• [Written task]
Where the word "need" occurs in a line, return that line.

==== Exercise material

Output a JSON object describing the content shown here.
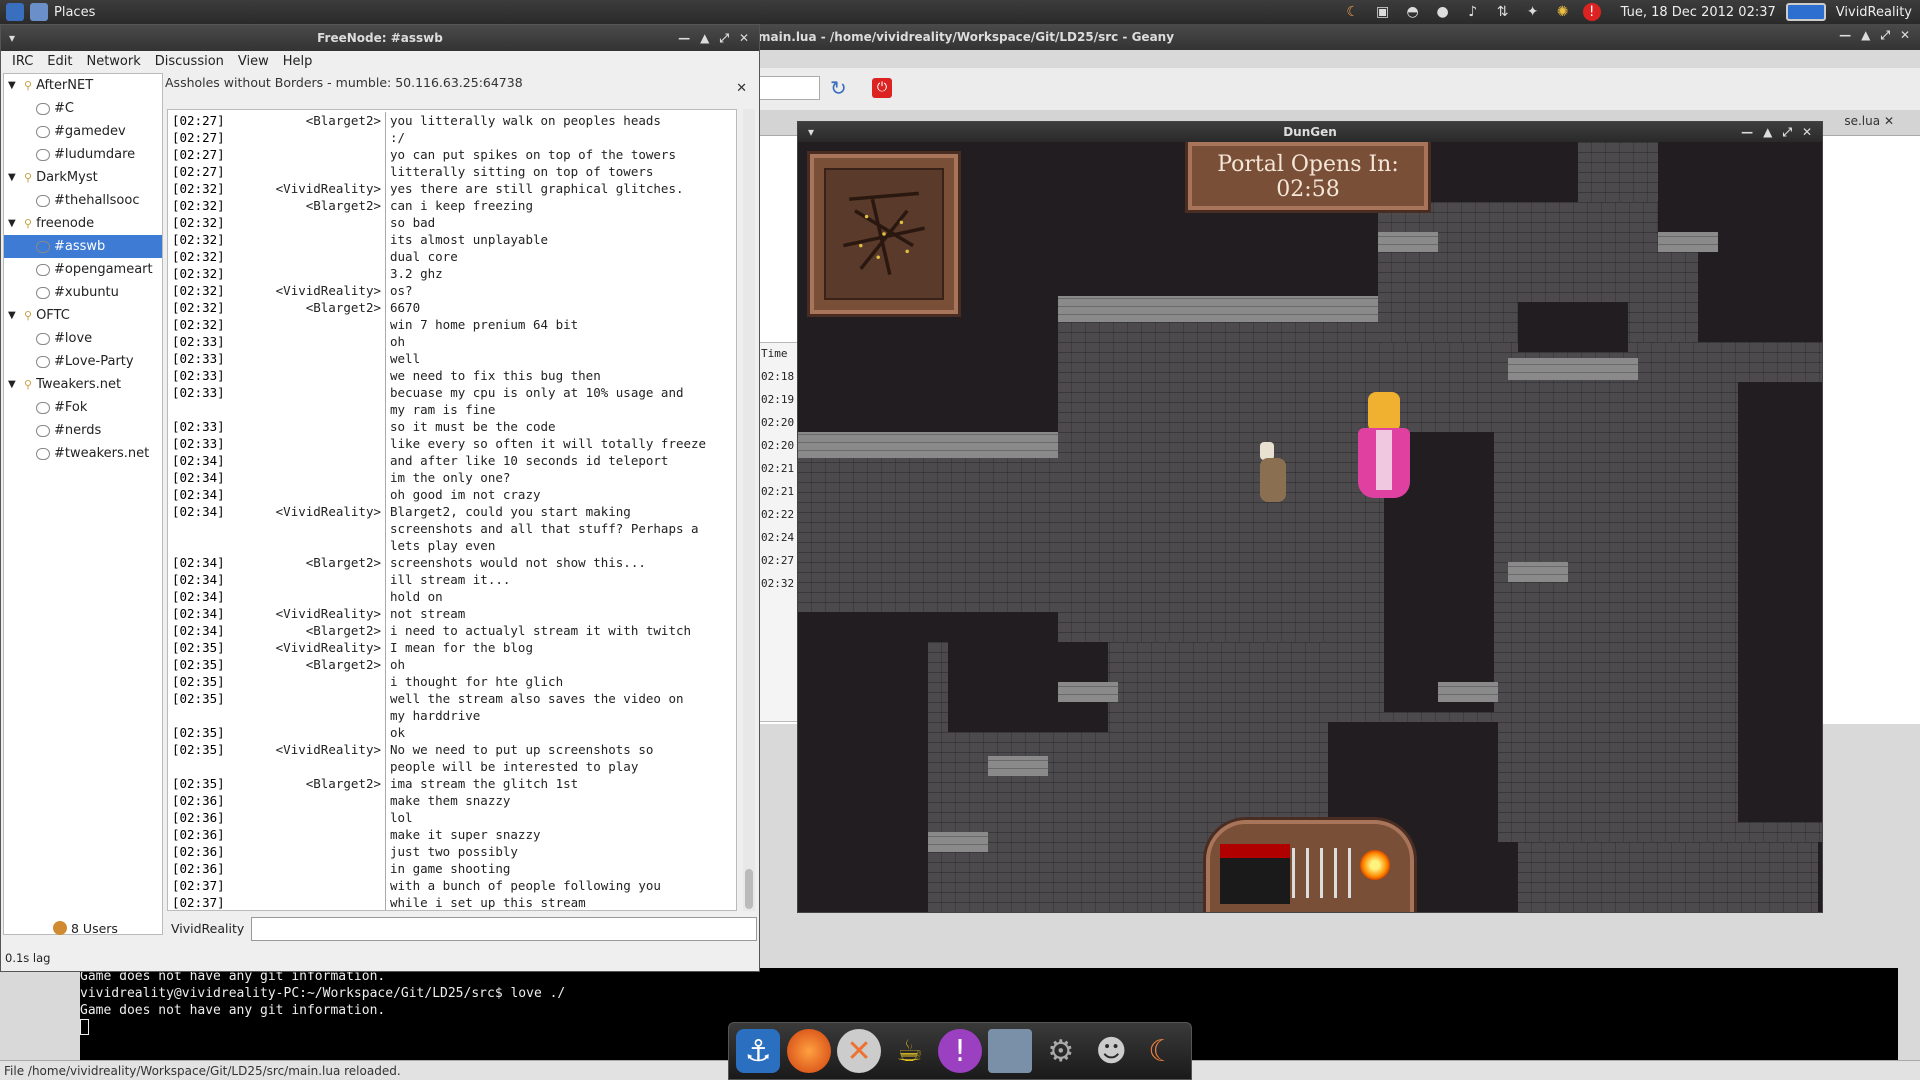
{
  "top_panel": {
    "places_label": "Places",
    "clock": "Tue, 18 Dec 2012 02:37",
    "user": "VividReality"
  },
  "geany": {
    "title": "main.lua - /home/vividreality/Workspace/Git/LD25/src - Geany",
    "tab_right": "se.lua",
    "sidebar_header": "Time",
    "sidebar_times": [
      "02:18",
      "02:19",
      "02:20",
      "02:20",
      "02:21",
      "02:21",
      "02:22",
      "02:24",
      "02:27",
      "02:32"
    ],
    "terminal_lines": [
      "Game does not have any git information.",
      "vividreality@vividreality-PC:~/Workspace/Git/LD25/src$ love ./",
      "Game does not have any git information."
    ],
    "status": "File /home/vividreality/Workspace/Git/LD25/src/main.lua reloaded."
  },
  "xchat": {
    "title": "FreeNode: #asswb",
    "menu": [
      "IRC",
      "Edit",
      "Network",
      "Discussion",
      "View",
      "Help"
    ],
    "tree": [
      {
        "type": "net",
        "label": "AfterNET"
      },
      {
        "type": "chan",
        "label": "#C"
      },
      {
        "type": "chan",
        "label": "#gamedev"
      },
      {
        "type": "chan",
        "label": "#ludumdare"
      },
      {
        "type": "net",
        "label": "DarkMyst"
      },
      {
        "type": "chan",
        "label": "#thehallsooc"
      },
      {
        "type": "net",
        "label": "freenode"
      },
      {
        "type": "chan",
        "label": "#asswb",
        "selected": true
      },
      {
        "type": "chan",
        "label": "#opengameart"
      },
      {
        "type": "chan",
        "label": "#xubuntu"
      },
      {
        "type": "net",
        "label": "OFTC"
      },
      {
        "type": "chan",
        "label": "#love"
      },
      {
        "type": "chan",
        "label": "#Love-Party"
      },
      {
        "type": "net",
        "label": "Tweakers.net"
      },
      {
        "type": "chan",
        "label": "#Fok"
      },
      {
        "type": "chan",
        "label": "#nerds"
      },
      {
        "type": "chan",
        "label": "#tweakers.net"
      }
    ],
    "topic": "Assholes without Borders - mumble: 50.116.63.25:64738",
    "log": [
      [
        "[02:27]",
        "<Blarget2>",
        "you litterally walk on peoples heads"
      ],
      [
        "[02:27]",
        "",
        ":/"
      ],
      [
        "[02:27]",
        "",
        "yo can put spikes on top of the towers"
      ],
      [
        "[02:27]",
        "",
        "litterally sitting on top of towers"
      ],
      [
        "[02:32]",
        "<VividReality>",
        "yes there are still graphical glitches."
      ],
      [
        "[02:32]",
        "<Blarget2>",
        "can i keep freezing"
      ],
      [
        "[02:32]",
        "",
        "so bad"
      ],
      [
        "[02:32]",
        "",
        "its almost unplayable"
      ],
      [
        "[02:32]",
        "",
        "dual core"
      ],
      [
        "[02:32]",
        "",
        "3.2 ghz"
      ],
      [
        "[02:32]",
        "<VividReality>",
        "os?"
      ],
      [
        "[02:32]",
        "<Blarget2>",
        "6670"
      ],
      [
        "[02:32]",
        "",
        "win 7 home prenium 64 bit"
      ],
      [
        "[02:33]",
        "",
        "oh"
      ],
      [
        "[02:33]",
        "",
        "well"
      ],
      [
        "[02:33]",
        "",
        "we need to fix this bug then"
      ],
      [
        "[02:33]",
        "",
        "becuase my cpu is only at 10% usage and\nmy ram is fine"
      ],
      [
        "[02:33]",
        "",
        "so it must be the code"
      ],
      [
        "[02:33]",
        "",
        "like every so often it will totally freeze"
      ],
      [
        "[02:34]",
        "",
        "and after like 10 seconds id teleport"
      ],
      [
        "[02:34]",
        "",
        "im the only one?"
      ],
      [
        "[02:34]",
        "",
        "oh good im not crazy"
      ],
      [
        "[02:34]",
        "<VividReality>",
        "Blarget2, could you start making\nscreenshots and all that stuff? Perhaps a\nlets play even"
      ],
      [
        "[02:34]",
        "<Blarget2>",
        "screenshots would not show this..."
      ],
      [
        "[02:34]",
        "",
        "ill stream it..."
      ],
      [
        "[02:34]",
        "",
        "hold on"
      ],
      [
        "[02:34]",
        "<VividReality>",
        "not stream"
      ],
      [
        "[02:34]",
        "<Blarget2>",
        "i need to actualyl stream it with twitch"
      ],
      [
        "[02:35]",
        "<VividReality>",
        "I mean for the blog"
      ],
      [
        "[02:35]",
        "<Blarget2>",
        "oh"
      ],
      [
        "[02:35]",
        "",
        "i thought for hte glich"
      ],
      [
        "[02:35]",
        "",
        "well the stream also saves the video on\nmy harddrive"
      ],
      [
        "[02:35]",
        "",
        "ok"
      ],
      [
        "[02:35]",
        "<VividReality>",
        "No we need to put up screenshots so\npeople will be interested to play"
      ],
      [
        "[02:35]",
        "<Blarget2>",
        "ima stream the glitch 1st"
      ],
      [
        "[02:36]",
        "",
        "make them snazzy"
      ],
      [
        "[02:36]",
        "",
        "lol"
      ],
      [
        "[02:36]",
        "",
        "make it super snazzy"
      ],
      [
        "[02:36]",
        "",
        "just two possibly"
      ],
      [
        "[02:36]",
        "",
        "in game shooting"
      ],
      [
        "[02:37]",
        "",
        "with a bunch of people following you"
      ],
      [
        "[02:37]",
        "",
        "while i set up this stream"
      ]
    ],
    "user_count": "8 Users",
    "nick": "VividReality",
    "lag": "0.1s lag"
  },
  "dungen": {
    "title": "DunGen",
    "portal_line1": "Portal Opens In:",
    "portal_line2": "02:58"
  },
  "dock": {
    "items": [
      "anchor-icon",
      "firefox-icon",
      "x-tool-icon",
      "teapot-icon",
      "notify-icon",
      "folder-icon",
      "settings-icon",
      "gimp-icon",
      "love-icon"
    ]
  }
}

========

• [Response for this exercise]
        "we need to fix this bug then"
        "i need to actualyl stream it with twitch"
        "No we need to put up screenshots so\npeople will be interested to play"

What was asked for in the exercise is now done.